** Task brief **
Output all of the records exactly as written.

(Figure content listings)
○ ○ ○ ○ ○ ○ ○
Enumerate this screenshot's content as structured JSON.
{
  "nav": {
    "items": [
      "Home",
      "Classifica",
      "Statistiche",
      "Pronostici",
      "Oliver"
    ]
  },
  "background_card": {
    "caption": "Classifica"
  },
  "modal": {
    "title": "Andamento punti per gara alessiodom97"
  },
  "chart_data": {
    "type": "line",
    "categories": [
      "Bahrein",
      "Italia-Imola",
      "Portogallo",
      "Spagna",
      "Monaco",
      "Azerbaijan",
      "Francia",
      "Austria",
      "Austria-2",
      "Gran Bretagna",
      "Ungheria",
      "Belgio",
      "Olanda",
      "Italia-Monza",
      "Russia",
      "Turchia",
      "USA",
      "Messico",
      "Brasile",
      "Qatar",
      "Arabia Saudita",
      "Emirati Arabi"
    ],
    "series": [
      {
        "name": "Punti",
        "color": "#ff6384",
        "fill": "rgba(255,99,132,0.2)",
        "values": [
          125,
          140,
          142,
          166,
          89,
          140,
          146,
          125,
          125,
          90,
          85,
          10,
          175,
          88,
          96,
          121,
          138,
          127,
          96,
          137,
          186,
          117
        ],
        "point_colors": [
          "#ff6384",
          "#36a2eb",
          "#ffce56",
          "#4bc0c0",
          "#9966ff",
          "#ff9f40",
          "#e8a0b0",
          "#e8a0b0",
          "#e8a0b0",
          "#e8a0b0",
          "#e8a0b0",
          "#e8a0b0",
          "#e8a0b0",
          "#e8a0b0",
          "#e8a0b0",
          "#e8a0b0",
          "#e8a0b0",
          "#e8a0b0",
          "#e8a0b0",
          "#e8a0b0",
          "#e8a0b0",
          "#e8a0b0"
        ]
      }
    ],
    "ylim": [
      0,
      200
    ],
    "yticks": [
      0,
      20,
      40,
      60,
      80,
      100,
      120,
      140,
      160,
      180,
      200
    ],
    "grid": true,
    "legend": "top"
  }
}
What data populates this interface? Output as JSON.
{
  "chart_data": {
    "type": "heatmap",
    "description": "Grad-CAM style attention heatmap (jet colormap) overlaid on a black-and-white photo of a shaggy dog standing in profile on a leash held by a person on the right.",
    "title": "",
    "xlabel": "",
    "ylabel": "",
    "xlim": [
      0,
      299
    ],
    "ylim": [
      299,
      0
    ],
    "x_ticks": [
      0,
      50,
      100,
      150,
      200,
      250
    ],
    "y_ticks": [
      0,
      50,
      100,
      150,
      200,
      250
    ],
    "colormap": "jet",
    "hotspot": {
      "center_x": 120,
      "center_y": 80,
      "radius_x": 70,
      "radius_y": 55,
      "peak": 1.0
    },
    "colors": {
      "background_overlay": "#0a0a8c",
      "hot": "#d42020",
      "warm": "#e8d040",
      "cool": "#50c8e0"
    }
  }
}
○ ○ ○ ○ ○ ○ ○
** Solution for this task **
Enumerate this screenshot's content as structured JSON.
{
  "nav": {
    "items": [
      "Home",
      "Classifica",
      "Statistiche",
      "Pronostici",
      "Oliver"
    ]
  },
  "background_card": {
    "caption": "Classifica"
  },
  "modal": {
    "title": "Andamento punti per gara alessiodom97"
  },
  "chart_data": {
    "type": "line",
    "categories": [
      "Bahrein",
      "Italia-Imola",
      "Portogallo",
      "Spagna",
      "Monaco",
      "Azerbaijan",
      "Francia",
      "Austria",
      "Austria-2",
      "Gran Bretagna",
      "Ungheria",
      "Belgio",
      "Olanda",
      "Italia-Monza",
      "Russia",
      "Turchia",
      "USA",
      "Messico",
      "Brasile",
      "Qatar",
      "Arabia Saudita",
      "Emirati Arabi"
    ],
    "series": [
      {
        "name": "Punti",
        "color": "#ff6384",
        "fill": "rgba(255,99,132,0.2)",
        "values": [
          125,
          140,
          142,
          166,
          89,
          140,
          146,
          125,
          125,
          90,
          85,
          10,
          175,
          88,
          96,
          121,
          138,
          127,
          96,
          137,
          186,
          117
        ],
        "point_colors": [
          "#ff6384",
          "#36a2eb",
          "#ffce56",
          "#4bc0c0",
          "#9966ff",
          "#ff9f40",
          "#e8a0b0",
          "#e8a0b0",
          "#e8a0b0",
          "#e8a0b0",
          "#e8a0b0",
          "#e8a0b0",
          "#e8a0b0",
          "#e8a0b0",
          "#e8a0b0",
          "#e8a0b0",
          "#e8a0b0",
          "#e8a0b0",
          "#e8a0b0",
          "#e8a0b0",
          "#e8a0b0",
          "#e8a0b0"
        ]
      }
    ],
    "ylim": [
      0,
      200
    ],
    "yticks": [
      0,
      20,
      40,
      60,
      80,
      100,
      120,
      140,
      160,
      180,
      200
    ],
    "grid": true,
    "legend": "top"
  }
}
What data populates this interface? Output as JSON.
{
  "chart_data": {
    "type": "heatmap",
    "description": "Grad-CAM style attention heatmap (jet colormap) overlaid on a black-and-white photo of a shaggy dog standing in profile on a leash held by a person on the right.",
    "title": "",
    "xlabel": "",
    "ylabel": "",
    "xlim": [
      0,
      299
    ],
    "ylim": [
      299,
      0
    ],
    "x_ticks": [
      0,
      50,
      100,
      150,
      200,
      250
    ],
    "y_ticks": [
      0,
      50,
      100,
      150,
      200,
      250
    ],
    "colormap": "jet",
    "hotspot": {
      "center_x": 120,
      "center_y": 80,
      "radius_x": 70,
      "radius_y": 55,
      "peak": 1.0
    },
    "colors": {
      "background_overlay": "#0a0a8c",
      "hot": "#d42020",
      "warm": "#e8d040",
      "cool": "#50c8e0"
    }
  }
}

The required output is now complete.